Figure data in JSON

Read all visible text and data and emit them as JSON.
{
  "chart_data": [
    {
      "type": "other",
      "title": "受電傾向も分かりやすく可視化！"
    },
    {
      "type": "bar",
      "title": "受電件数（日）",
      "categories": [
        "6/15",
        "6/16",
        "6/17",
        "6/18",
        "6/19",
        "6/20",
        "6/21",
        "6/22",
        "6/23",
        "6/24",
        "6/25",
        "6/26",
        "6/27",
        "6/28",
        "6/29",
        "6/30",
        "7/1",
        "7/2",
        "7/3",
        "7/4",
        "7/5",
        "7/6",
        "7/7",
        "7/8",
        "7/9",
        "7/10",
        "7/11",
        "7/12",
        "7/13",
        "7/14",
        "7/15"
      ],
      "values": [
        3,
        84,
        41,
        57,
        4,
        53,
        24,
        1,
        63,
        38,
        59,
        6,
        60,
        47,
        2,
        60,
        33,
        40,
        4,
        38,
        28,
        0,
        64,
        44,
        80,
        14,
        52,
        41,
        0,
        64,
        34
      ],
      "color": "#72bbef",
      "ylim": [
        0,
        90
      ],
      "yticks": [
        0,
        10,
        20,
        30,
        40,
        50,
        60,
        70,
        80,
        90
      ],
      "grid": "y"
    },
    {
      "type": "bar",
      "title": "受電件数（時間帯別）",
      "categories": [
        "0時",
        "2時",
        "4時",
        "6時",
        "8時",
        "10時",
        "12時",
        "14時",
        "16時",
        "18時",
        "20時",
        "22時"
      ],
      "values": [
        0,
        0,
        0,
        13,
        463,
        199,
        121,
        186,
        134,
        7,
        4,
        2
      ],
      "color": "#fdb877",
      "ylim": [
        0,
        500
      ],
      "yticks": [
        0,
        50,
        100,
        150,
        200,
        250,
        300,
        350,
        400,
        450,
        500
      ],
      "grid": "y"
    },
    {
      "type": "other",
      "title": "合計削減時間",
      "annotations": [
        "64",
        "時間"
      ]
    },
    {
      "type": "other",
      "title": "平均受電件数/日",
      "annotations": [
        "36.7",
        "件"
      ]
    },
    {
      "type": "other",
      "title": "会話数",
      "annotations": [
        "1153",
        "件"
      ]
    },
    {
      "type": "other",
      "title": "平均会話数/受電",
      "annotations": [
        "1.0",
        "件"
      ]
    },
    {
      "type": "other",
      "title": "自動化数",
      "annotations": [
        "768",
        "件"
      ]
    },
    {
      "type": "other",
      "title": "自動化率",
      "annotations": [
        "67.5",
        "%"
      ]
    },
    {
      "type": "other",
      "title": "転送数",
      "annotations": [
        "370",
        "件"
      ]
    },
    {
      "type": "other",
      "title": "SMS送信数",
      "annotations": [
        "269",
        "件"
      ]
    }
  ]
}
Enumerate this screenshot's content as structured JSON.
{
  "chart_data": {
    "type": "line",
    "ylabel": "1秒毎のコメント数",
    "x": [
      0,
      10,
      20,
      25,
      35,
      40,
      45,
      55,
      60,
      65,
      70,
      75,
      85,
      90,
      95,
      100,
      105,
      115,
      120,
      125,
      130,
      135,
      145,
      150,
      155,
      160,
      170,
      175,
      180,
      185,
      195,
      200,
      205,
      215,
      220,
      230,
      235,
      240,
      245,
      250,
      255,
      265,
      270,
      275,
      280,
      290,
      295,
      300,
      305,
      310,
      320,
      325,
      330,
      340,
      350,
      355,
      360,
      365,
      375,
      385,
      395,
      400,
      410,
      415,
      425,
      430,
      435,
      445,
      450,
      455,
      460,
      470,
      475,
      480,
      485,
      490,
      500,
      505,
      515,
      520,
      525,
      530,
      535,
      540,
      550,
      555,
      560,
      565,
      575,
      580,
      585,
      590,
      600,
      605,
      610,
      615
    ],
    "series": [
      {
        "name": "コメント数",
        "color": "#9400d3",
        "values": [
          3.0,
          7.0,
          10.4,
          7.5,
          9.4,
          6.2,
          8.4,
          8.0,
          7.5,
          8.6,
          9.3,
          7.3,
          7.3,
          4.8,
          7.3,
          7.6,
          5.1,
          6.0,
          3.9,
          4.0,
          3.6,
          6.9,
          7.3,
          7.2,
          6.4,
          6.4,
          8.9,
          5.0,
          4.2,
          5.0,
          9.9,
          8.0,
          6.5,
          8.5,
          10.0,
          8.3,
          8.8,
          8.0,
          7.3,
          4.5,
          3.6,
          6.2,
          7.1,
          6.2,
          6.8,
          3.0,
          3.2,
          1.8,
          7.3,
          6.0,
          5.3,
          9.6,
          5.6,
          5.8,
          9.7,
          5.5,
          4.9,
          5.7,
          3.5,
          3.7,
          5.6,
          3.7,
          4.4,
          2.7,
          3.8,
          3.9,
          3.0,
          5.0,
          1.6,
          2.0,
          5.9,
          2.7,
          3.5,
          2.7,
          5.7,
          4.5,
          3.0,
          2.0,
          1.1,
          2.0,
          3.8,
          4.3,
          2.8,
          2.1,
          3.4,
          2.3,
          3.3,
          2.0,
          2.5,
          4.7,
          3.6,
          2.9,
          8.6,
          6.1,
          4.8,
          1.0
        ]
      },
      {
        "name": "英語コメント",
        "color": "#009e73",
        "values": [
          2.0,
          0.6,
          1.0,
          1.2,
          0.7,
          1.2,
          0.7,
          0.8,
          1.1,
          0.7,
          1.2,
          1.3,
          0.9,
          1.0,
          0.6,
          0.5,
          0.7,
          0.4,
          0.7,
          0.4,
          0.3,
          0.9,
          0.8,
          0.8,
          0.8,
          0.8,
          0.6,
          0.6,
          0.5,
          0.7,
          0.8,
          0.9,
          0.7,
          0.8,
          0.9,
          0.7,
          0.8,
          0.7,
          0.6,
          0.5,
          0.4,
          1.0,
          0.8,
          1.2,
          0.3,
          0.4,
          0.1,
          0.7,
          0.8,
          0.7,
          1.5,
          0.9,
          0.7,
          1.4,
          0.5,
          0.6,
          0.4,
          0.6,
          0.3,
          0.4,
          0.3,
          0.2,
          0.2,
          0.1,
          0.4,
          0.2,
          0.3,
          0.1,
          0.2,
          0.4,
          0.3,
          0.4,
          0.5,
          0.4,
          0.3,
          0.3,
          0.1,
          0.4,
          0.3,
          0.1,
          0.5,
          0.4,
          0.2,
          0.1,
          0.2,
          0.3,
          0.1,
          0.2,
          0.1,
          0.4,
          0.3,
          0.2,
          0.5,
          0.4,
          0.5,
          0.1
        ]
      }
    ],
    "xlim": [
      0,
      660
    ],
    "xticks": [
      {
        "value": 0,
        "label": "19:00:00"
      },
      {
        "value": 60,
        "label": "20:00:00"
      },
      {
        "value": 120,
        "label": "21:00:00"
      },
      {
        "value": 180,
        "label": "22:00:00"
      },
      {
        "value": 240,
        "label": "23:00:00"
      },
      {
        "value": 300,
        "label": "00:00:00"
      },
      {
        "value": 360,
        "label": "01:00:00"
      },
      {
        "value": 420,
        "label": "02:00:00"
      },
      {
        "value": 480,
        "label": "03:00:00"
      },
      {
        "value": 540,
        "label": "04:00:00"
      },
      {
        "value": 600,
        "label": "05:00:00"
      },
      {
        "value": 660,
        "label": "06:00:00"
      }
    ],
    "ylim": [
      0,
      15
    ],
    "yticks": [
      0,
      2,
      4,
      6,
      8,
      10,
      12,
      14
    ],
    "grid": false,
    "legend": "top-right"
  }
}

## [Task directions]
Reproduce each entry above exactly, keeping every word.

## [Output for this task]
Read all visible text and data and emit them as JSON.
{
  "chart_data": [
    {
      "type": "other",
      "title": "受電傾向も分かりやすく可視化！"
    },
    {
      "type": "bar",
      "title": "受電件数（日）",
      "categories": [
        "6/15",
        "6/16",
        "6/17",
        "6/18",
        "6/19",
        "6/20",
        "6/21",
        "6/22",
        "6/23",
        "6/24",
        "6/25",
        "6/26",
        "6/27",
        "6/28",
        "6/29",
        "6/30",
        "7/1",
        "7/2",
        "7/3",
        "7/4",
        "7/5",
        "7/6",
        "7/7",
        "7/8",
        "7/9",
        "7/10",
        "7/11",
        "7/12",
        "7/13",
        "7/14",
        "7/15"
      ],
      "values": [
        3,
        84,
        41,
        57,
        4,
        53,
        24,
        1,
        63,
        38,
        59,
        6,
        60,
        47,
        2,
        60,
        33,
        40,
        4,
        38,
        28,
        0,
        64,
        44,
        80,
        14,
        52,
        41,
        0,
        64,
        34
      ],
      "color": "#72bbef",
      "ylim": [
        0,
        90
      ],
      "yticks": [
        0,
        10,
        20,
        30,
        40,
        50,
        60,
        70,
        80,
        90
      ],
      "grid": "y"
    },
    {
      "type": "bar",
      "title": "受電件数（時間帯別）",
      "categories": [
        "0時",
        "2時",
        "4時",
        "6時",
        "8時",
        "10時",
        "12時",
        "14時",
        "16時",
        "18時",
        "20時",
        "22時"
      ],
      "values": [
        0,
        0,
        0,
        13,
        463,
        199,
        121,
        186,
        134,
        7,
        4,
        2
      ],
      "color": "#fdb877",
      "ylim": [
        0,
        500
      ],
      "yticks": [
        0,
        50,
        100,
        150,
        200,
        250,
        300,
        350,
        400,
        450,
        500
      ],
      "grid": "y"
    },
    {
      "type": "other",
      "title": "合計削減時間",
      "annotations": [
        "64",
        "時間"
      ]
    },
    {
      "type": "other",
      "title": "平均受電件数/日",
      "annotations": [
        "36.7",
        "件"
      ]
    },
    {
      "type": "other",
      "title": "会話数",
      "annotations": [
        "1153",
        "件"
      ]
    },
    {
      "type": "other",
      "title": "平均会話数/受電",
      "annotations": [
        "1.0",
        "件"
      ]
    },
    {
      "type": "other",
      "title": "自動化数",
      "annotations": [
        "768",
        "件"
      ]
    },
    {
      "type": "other",
      "title": "自動化率",
      "annotations": [
        "67.5",
        "%"
      ]
    },
    {
      "type": "other",
      "title": "転送数",
      "annotations": [
        "370",
        "件"
      ]
    },
    {
      "type": "other",
      "title": "SMS送信数",
      "annotations": [
        "269",
        "件"
      ]
    }
  ]
}
Enumerate this screenshot's content as structured JSON.
{
  "chart_data": {
    "type": "line",
    "ylabel": "1秒毎のコメント数",
    "x": [
      0,
      10,
      20,
      25,
      35,
      40,
      45,
      55,
      60,
      65,
      70,
      75,
      85,
      90,
      95,
      100,
      105,
      115,
      120,
      125,
      130,
      135,
      145,
      150,
      155,
      160,
      170,
      175,
      180,
      185,
      195,
      200,
      205,
      215,
      220,
      230,
      235,
      240,
      245,
      250,
      255,
      265,
      270,
      275,
      280,
      290,
      295,
      300,
      305,
      310,
      320,
      325,
      330,
      340,
      350,
      355,
      360,
      365,
      375,
      385,
      395,
      400,
      410,
      415,
      425,
      430,
      435,
      445,
      450,
      455,
      460,
      470,
      475,
      480,
      485,
      490,
      500,
      505,
      515,
      520,
      525,
      530,
      535,
      540,
      550,
      555,
      560,
      565,
      575,
      580,
      585,
      590,
      600,
      605,
      610,
      615
    ],
    "series": [
      {
        "name": "コメント数",
        "color": "#9400d3",
        "values": [
          3.0,
          7.0,
          10.4,
          7.5,
          9.4,
          6.2,
          8.4,
          8.0,
          7.5,
          8.6,
          9.3,
          7.3,
          7.3,
          4.8,
          7.3,
          7.6,
          5.1,
          6.0,
          3.9,
          4.0,
          3.6,
          6.9,
          7.3,
          7.2,
          6.4,
          6.4,
          8.9,
          5.0,
          4.2,
          5.0,
          9.9,
          8.0,
          6.5,
          8.5,
          10.0,
          8.3,
          8.8,
          8.0,
          7.3,
          4.5,
          3.6,
          6.2,
          7.1,
          6.2,
          6.8,
          3.0,
          3.2,
          1.8,
          7.3,
          6.0,
          5.3,
          9.6,
          5.6,
          5.8,
          9.7,
          5.5,
          4.9,
          5.7,
          3.5,
          3.7,
          5.6,
          3.7,
          4.4,
          2.7,
          3.8,
          3.9,
          3.0,
          5.0,
          1.6,
          2.0,
          5.9,
          2.7,
          3.5,
          2.7,
          5.7,
          4.5,
          3.0,
          2.0,
          1.1,
          2.0,
          3.8,
          4.3,
          2.8,
          2.1,
          3.4,
          2.3,
          3.3,
          2.0,
          2.5,
          4.7,
          3.6,
          2.9,
          8.6,
          6.1,
          4.8,
          1.0
        ]
      },
      {
        "name": "英語コメント",
        "color": "#009e73",
        "values": [
          2.0,
          0.6,
          1.0,
          1.2,
          0.7,
          1.2,
          0.7,
          0.8,
          1.1,
          0.7,
          1.2,
          1.3,
          0.9,
          1.0,
          0.6,
          0.5,
          0.7,
          0.4,
          0.7,
          0.4,
          0.3,
          0.9,
          0.8,
          0.8,
          0.8,
          0.8,
          0.6,
          0.6,
          0.5,
          0.7,
          0.8,
          0.9,
          0.7,
          0.8,
          0.9,
          0.7,
          0.8,
          0.7,
          0.6,
          0.5,
          0.4,
          1.0,
          0.8,
          1.2,
          0.3,
          0.4,
          0.1,
          0.7,
          0.8,
          0.7,
          1.5,
          0.9,
          0.7,
          1.4,
          0.5,
          0.6,
          0.4,
          0.6,
          0.3,
          0.4,
          0.3,
          0.2,
          0.2,
          0.1,
          0.4,
          0.2,
          0.3,
          0.1,
          0.2,
          0.4,
          0.3,
          0.4,
          0.5,
          0.4,
          0.3,
          0.3,
          0.1,
          0.4,
          0.3,
          0.1,
          0.5,
          0.4,
          0.2,
          0.1,
          0.2,
          0.3,
          0.1,
          0.2,
          0.1,
          0.4,
          0.3,
          0.2,
          0.5,
          0.4,
          0.5,
          0.1
        ]
      }
    ],
    "xlim": [
      0,
      660
    ],
    "xticks": [
      {
        "value": 0,
        "label": "19:00:00"
      },
      {
        "value": 60,
        "label": "20:00:00"
      },
      {
        "value": 120,
        "label": "21:00:00"
      },
      {
        "value": 180,
        "label": "22:00:00"
      },
      {
        "value": 240,
        "label": "23:00:00"
      },
      {
        "value": 300,
        "label": "00:00:00"
      },
      {
        "value": 360,
        "label": "01:00:00"
      },
      {
        "value": 420,
        "label": "02:00:00"
      },
      {
        "value": 480,
        "label": "03:00:00"
      },
      {
        "value": 540,
        "label": "04:00:00"
      },
      {
        "value": 600,
        "label": "05:00:00"
      },
      {
        "value": 660,
        "label": "06:00:00"
      }
    ],
    "ylim": [
      0,
      15
    ],
    "yticks": [
      0,
      2,
      4,
      6,
      8,
      10,
      12,
      14
    ],
    "grid": false,
    "legend": "top-right"
  }
}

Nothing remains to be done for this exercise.